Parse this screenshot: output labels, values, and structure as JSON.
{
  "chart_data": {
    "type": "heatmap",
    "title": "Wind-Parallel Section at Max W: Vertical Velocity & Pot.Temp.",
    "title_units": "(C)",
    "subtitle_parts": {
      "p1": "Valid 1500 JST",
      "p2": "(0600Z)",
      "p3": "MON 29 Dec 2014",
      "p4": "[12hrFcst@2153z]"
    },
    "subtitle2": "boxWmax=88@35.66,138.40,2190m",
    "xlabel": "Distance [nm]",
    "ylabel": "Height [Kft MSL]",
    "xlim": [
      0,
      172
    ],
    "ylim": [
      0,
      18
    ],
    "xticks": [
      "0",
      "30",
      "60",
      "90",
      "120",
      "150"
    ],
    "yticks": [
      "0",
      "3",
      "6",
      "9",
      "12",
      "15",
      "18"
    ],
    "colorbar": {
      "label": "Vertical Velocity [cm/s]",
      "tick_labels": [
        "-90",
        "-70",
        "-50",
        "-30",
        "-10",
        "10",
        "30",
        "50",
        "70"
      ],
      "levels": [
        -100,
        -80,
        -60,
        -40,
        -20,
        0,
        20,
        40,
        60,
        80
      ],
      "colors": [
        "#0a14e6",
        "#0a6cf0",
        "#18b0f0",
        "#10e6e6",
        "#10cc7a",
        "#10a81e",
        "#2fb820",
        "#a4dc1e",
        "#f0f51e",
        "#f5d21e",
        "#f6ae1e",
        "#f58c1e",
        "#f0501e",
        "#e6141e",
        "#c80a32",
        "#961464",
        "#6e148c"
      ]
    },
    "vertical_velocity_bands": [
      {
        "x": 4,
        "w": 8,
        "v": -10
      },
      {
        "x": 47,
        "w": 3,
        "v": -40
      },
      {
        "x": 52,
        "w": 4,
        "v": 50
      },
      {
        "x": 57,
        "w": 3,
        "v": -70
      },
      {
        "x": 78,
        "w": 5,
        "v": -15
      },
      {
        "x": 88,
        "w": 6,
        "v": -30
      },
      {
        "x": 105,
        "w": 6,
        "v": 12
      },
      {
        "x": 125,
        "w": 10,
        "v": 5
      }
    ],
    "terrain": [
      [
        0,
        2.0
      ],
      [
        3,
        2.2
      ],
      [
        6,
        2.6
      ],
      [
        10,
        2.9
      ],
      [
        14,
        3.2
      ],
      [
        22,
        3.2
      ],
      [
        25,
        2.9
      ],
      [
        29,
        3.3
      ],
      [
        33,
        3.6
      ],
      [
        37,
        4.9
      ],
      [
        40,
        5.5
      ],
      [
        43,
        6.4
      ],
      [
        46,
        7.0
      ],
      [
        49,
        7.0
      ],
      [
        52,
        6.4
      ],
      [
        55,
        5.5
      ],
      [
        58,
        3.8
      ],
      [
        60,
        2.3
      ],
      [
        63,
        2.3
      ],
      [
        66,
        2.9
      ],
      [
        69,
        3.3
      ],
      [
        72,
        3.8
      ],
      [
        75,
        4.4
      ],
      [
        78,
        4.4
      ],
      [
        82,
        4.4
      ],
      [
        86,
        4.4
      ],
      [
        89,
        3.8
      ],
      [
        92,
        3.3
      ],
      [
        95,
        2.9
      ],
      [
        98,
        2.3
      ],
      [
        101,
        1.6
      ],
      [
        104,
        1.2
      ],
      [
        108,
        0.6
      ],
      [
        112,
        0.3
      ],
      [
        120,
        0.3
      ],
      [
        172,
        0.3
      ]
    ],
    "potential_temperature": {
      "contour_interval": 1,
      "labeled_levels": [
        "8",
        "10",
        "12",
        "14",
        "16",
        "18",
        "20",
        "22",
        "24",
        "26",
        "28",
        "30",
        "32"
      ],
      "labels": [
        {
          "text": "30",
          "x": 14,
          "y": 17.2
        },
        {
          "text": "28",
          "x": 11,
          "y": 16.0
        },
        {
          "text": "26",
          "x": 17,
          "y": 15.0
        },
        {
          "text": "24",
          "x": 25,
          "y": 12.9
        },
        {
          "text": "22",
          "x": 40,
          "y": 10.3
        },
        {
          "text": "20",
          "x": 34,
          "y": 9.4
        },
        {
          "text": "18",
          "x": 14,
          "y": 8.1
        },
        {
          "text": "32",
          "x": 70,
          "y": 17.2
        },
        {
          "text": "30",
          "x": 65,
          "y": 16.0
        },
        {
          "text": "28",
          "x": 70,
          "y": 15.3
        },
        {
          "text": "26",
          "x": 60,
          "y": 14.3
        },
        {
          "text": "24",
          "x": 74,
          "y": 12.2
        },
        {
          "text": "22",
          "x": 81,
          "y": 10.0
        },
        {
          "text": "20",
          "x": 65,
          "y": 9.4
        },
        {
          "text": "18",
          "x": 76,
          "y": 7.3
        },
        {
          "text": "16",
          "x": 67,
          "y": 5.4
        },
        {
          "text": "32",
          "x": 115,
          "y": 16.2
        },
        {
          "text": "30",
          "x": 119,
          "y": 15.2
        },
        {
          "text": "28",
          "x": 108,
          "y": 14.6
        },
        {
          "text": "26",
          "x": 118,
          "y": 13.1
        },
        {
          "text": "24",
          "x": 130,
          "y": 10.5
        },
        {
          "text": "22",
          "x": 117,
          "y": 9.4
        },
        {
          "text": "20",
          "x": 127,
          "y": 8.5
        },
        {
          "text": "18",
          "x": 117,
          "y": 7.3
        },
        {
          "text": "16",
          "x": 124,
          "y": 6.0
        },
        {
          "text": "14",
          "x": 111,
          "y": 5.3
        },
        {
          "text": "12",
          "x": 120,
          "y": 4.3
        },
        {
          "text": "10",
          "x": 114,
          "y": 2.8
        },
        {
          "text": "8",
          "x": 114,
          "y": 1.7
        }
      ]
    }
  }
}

......

Task instructions: Could you quote the material above in full, exactly as it stands?

Written solution:
Parse this screenshot: output labels, values, and structure as JSON.
{
  "chart_data": {
    "type": "heatmap",
    "title": "Wind-Parallel Section at Max W: Vertical Velocity & Pot.Temp.",
    "title_units": "(C)",
    "subtitle_parts": {
      "p1": "Valid 1500 JST",
      "p2": "(0600Z)",
      "p3": "MON 29 Dec 2014",
      "p4": "[12hrFcst@2153z]"
    },
    "subtitle2": "boxWmax=88@35.66,138.40,2190m",
    "xlabel": "Distance [nm]",
    "ylabel": "Height [Kft MSL]",
    "xlim": [
      0,
      172
    ],
    "ylim": [
      0,
      18
    ],
    "xticks": [
      "0",
      "30",
      "60",
      "90",
      "120",
      "150"
    ],
    "yticks": [
      "0",
      "3",
      "6",
      "9",
      "12",
      "15",
      "18"
    ],
    "colorbar": {
      "label": "Vertical Velocity [cm/s]",
      "tick_labels": [
        "-90",
        "-70",
        "-50",
        "-30",
        "-10",
        "10",
        "30",
        "50",
        "70"
      ],
      "levels": [
        -100,
        -80,
        -60,
        -40,
        -20,
        0,
        20,
        40,
        60,
        80
      ],
      "colors": [
        "#0a14e6",
        "#0a6cf0",
        "#18b0f0",
        "#10e6e6",
        "#10cc7a",
        "#10a81e",
        "#2fb820",
        "#a4dc1e",
        "#f0f51e",
        "#f5d21e",
        "#f6ae1e",
        "#f58c1e",
        "#f0501e",
        "#e6141e",
        "#c80a32",
        "#961464",
        "#6e148c"
      ]
    },
    "vertical_velocity_bands": [
      {
        "x": 4,
        "w": 8,
        "v": -10
      },
      {
        "x": 47,
        "w": 3,
        "v": -40
      },
      {
        "x": 52,
        "w": 4,
        "v": 50
      },
      {
        "x": 57,
        "w": 3,
        "v": -70
      },
      {
        "x": 78,
        "w": 5,
        "v": -15
      },
      {
        "x": 88,
        "w": 6,
        "v": -30
      },
      {
        "x": 105,
        "w": 6,
        "v": 12
      },
      {
        "x": 125,
        "w": 10,
        "v": 5
      }
    ],
    "terrain": [
      [
        0,
        2.0
      ],
      [
        3,
        2.2
      ],
      [
        6,
        2.6
      ],
      [
        10,
        2.9
      ],
      [
        14,
        3.2
      ],
      [
        22,
        3.2
      ],
      [
        25,
        2.9
      ],
      [
        29,
        3.3
      ],
      [
        33,
        3.6
      ],
      [
        37,
        4.9
      ],
      [
        40,
        5.5
      ],
      [
        43,
        6.4
      ],
      [
        46,
        7.0
      ],
      [
        49,
        7.0
      ],
      [
        52,
        6.4
      ],
      [
        55,
        5.5
      ],
      [
        58,
        3.8
      ],
      [
        60,
        2.3
      ],
      [
        63,
        2.3
      ],
      [
        66,
        2.9
      ],
      [
        69,
        3.3
      ],
      [
        72,
        3.8
      ],
      [
        75,
        4.4
      ],
      [
        78,
        4.4
      ],
      [
        82,
        4.4
      ],
      [
        86,
        4.4
      ],
      [
        89,
        3.8
      ],
      [
        92,
        3.3
      ],
      [
        95,
        2.9
      ],
      [
        98,
        2.3
      ],
      [
        101,
        1.6
      ],
      [
        104,
        1.2
      ],
      [
        108,
        0.6
      ],
      [
        112,
        0.3
      ],
      [
        120,
        0.3
      ],
      [
        172,
        0.3
      ]
    ],
    "potential_temperature": {
      "contour_interval": 1,
      "labeled_levels": [
        "8",
        "10",
        "12",
        "14",
        "16",
        "18",
        "20",
        "22",
        "24",
        "26",
        "28",
        "30",
        "32"
      ],
      "labels": [
        {
          "text": "30",
          "x": 14,
          "y": 17.2
        },
        {
          "text": "28",
          "x": 11,
          "y": 16.0
        },
        {
          "text": "26",
          "x": 17,
          "y": 15.0
        },
        {
          "text": "24",
          "x": 25,
          "y": 12.9
        },
        {
          "text": "22",
          "x": 40,
          "y": 10.3
        },
        {
          "text": "20",
          "x": 34,
          "y": 9.4
        },
        {
          "text": "18",
          "x": 14,
          "y": 8.1
        },
        {
          "text": "32",
          "x": 70,
          "y": 17.2
        },
        {
          "text": "30",
          "x": 65,
          "y": 16.0
        },
        {
          "text": "28",
          "x": 70,
          "y": 15.3
        },
        {
          "text": "26",
          "x": 60,
          "y": 14.3
        },
        {
          "text": "24",
          "x": 74,
          "y": 12.2
        },
        {
          "text": "22",
          "x": 81,
          "y": 10.0
        },
        {
          "text": "20",
          "x": 65,
          "y": 9.4
        },
        {
          "text": "18",
          "x": 76,
          "y": 7.3
        },
        {
          "text": "16",
          "x": 67,
          "y": 5.4
        },
        {
          "text": "32",
          "x": 115,
          "y": 16.2
        },
        {
          "text": "30",
          "x": 119,
          "y": 15.2
        },
        {
          "text": "28",
          "x": 108,
          "y": 14.6
        },
        {
          "text": "26",
          "x": 118,
          "y": 13.1
        },
        {
          "text": "24",
          "x": 130,
          "y": 10.5
        },
        {
          "text": "22",
          "x": 117,
          "y": 9.4
        },
        {
          "text": "20",
          "x": 127,
          "y": 8.5
        },
        {
          "text": "18",
          "x": 117,
          "y": 7.3
        },
        {
          "text": "16",
          "x": 124,
          "y": 6.0
        },
        {
          "text": "14",
          "x": 111,
          "y": 5.3
        },
        {
          "text": "12",
          "x": 120,
          "y": 4.3
        },
        {
          "text": "10",
          "x": 114,
          "y": 2.8
        },
        {
          "text": "8",
          "x": 114,
          "y": 1.7
        }
      ]
    }
  }
}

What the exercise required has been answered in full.